--- EXERCISE AIM ---
Repeat the material below exactly, with no pictures.

[Chart and figure data]
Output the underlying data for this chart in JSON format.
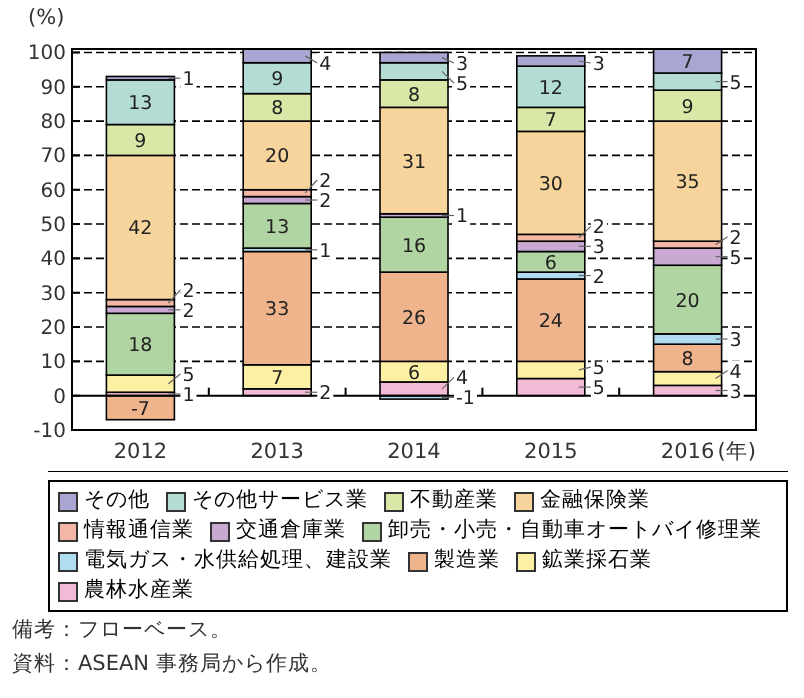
{
  "chart_data": {
    "type": "bar",
    "stacked": true,
    "ylabel": "(%)",
    "xlabel": "(年)",
    "categories": [
      "2012",
      "2013",
      "2014",
      "2015",
      "2016"
    ],
    "ylim": [
      -10,
      101
    ],
    "yticks": [
      -10,
      0,
      10,
      20,
      30,
      40,
      50,
      60,
      70,
      80,
      90,
      100
    ],
    "grid": "y",
    "legend": "bottom",
    "data_labels": true,
    "series": [
      {
        "name": "農林水産業",
        "color": "#f2bad4",
        "values": [
          1,
          2,
          4,
          5,
          3
        ]
      },
      {
        "name": "鉱業採石業",
        "color": "#fbf0a3",
        "values": [
          5,
          7,
          6,
          5,
          4
        ]
      },
      {
        "name": "製造業",
        "color": "#f0b48d",
        "values": [
          -7,
          33,
          26,
          24,
          8
        ]
      },
      {
        "name": "電気ガス・水供給処理、建設業",
        "color": "#b0ddf0",
        "values": [
          null,
          1,
          -1,
          2,
          3
        ]
      },
      {
        "name": "卸売・小売・自動車オートバイ修理業",
        "color": "#b1d5a2",
        "values": [
          18,
          13,
          16,
          6,
          20
        ]
      },
      {
        "name": "交通倉庫業",
        "color": "#c9a9d2",
        "values": [
          2,
          2,
          1,
          3,
          5
        ]
      },
      {
        "name": "情報通信業",
        "color": "#f2b8a5",
        "values": [
          2,
          2,
          null,
          2,
          2
        ]
      },
      {
        "name": "金融保険業",
        "color": "#f6d49b",
        "values": [
          42,
          20,
          31,
          30,
          35
        ]
      },
      {
        "name": "不動産業",
        "color": "#d9e8a7",
        "values": [
          9,
          8,
          8,
          7,
          9
        ]
      },
      {
        "name": "その他サービス業",
        "color": "#b3dcd4",
        "values": [
          13,
          9,
          5,
          12,
          5
        ]
      },
      {
        "name": "その他",
        "color": "#a9a6d3",
        "values": [
          1,
          4,
          3,
          3,
          7
        ]
      }
    ],
    "annotations": [
      "備考：フローベース。",
      "資料：ASEAN 事務局から作成。"
    ]
  }
}
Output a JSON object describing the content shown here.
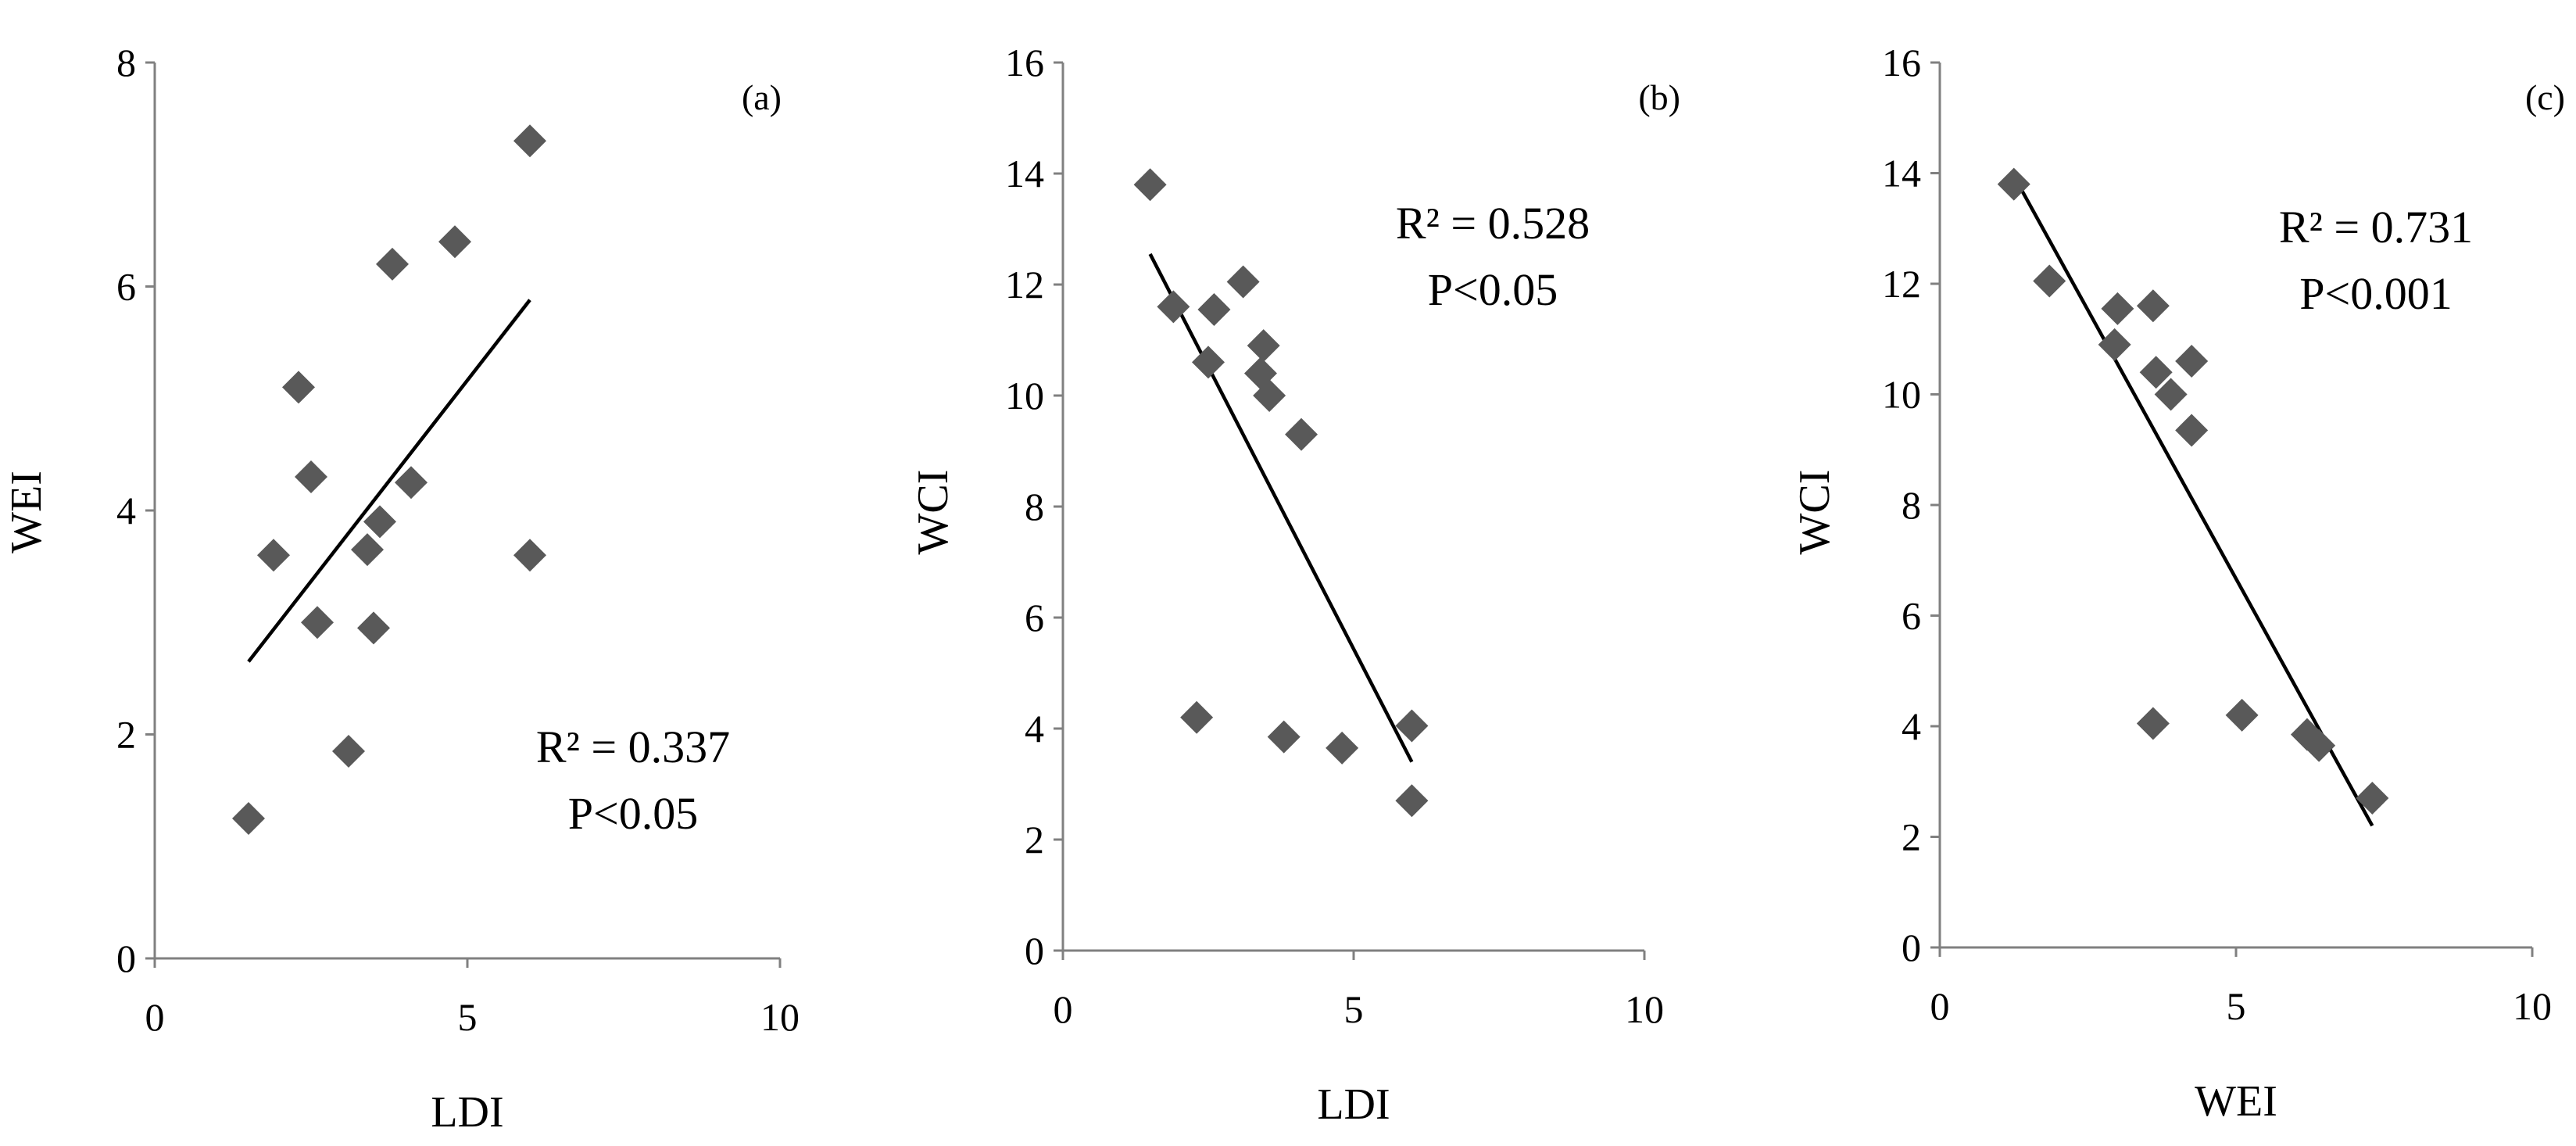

--- TASK RESPONSE ---
Output the underlying data for this chart in JSON format.
{
  "chart_data": {
    "type": "bar",
    "stacked": true,
    "ylabel": "(%)",
    "xlabel": "(年)",
    "categories": [
      "2012",
      "2013",
      "2014",
      "2015",
      "2016"
    ],
    "ylim": [
      -10,
      101
    ],
    "yticks": [
      -10,
      0,
      10,
      20,
      30,
      40,
      50,
      60,
      70,
      80,
      90,
      100
    ],
    "grid": "y",
    "legend": "bottom",
    "data_labels": true,
    "series": [
      {
        "name": "農林水産業",
        "color": "#f2bad4",
        "values": [
          1,
          2,
          4,
          5,
          3
        ]
      },
      {
        "name": "鉱業採石業",
        "color": "#fbf0a3",
        "values": [
          5,
          7,
          6,
          5,
          4
        ]
      },
      {
        "name": "製造業",
        "color": "#f0b48d",
        "values": [
          -7,
          33,
          26,
          24,
          8
        ]
      },
      {
        "name": "電気ガス・水供給処理、建設業",
        "color": "#b0ddf0",
        "values": [
          null,
          1,
          -1,
          2,
          3
        ]
      },
      {
        "name": "卸売・小売・自動車オートバイ修理業",
        "color": "#b1d5a2",
        "values": [
          18,
          13,
          16,
          6,
          20
        ]
      },
      {
        "name": "交通倉庫業",
        "color": "#c9a9d2",
        "values": [
          2,
          2,
          1,
          3,
          5
        ]
      },
      {
        "name": "情報通信業",
        "color": "#f2b8a5",
        "values": [
          2,
          2,
          null,
          2,
          2
        ]
      },
      {
        "name": "金融保険業",
        "color": "#f6d49b",
        "values": [
          42,
          20,
          31,
          30,
          35
        ]
      },
      {
        "name": "不動産業",
        "color": "#d9e8a7",
        "values": [
          9,
          8,
          8,
          7,
          9
        ]
      },
      {
        "name": "その他サービス業",
        "color": "#b3dcd4",
        "values": [
          13,
          9,
          5,
          12,
          5
        ]
      },
      {
        "name": "その他",
        "color": "#a9a6d3",
        "values": [
          1,
          4,
          3,
          3,
          7
        ]
      }
    ],
    "annotations": [
      "備考：フローベース。",
      "資料：ASEAN 事務局から作成。"
    ]
  }
}
Output a JSON object describing the content shown here.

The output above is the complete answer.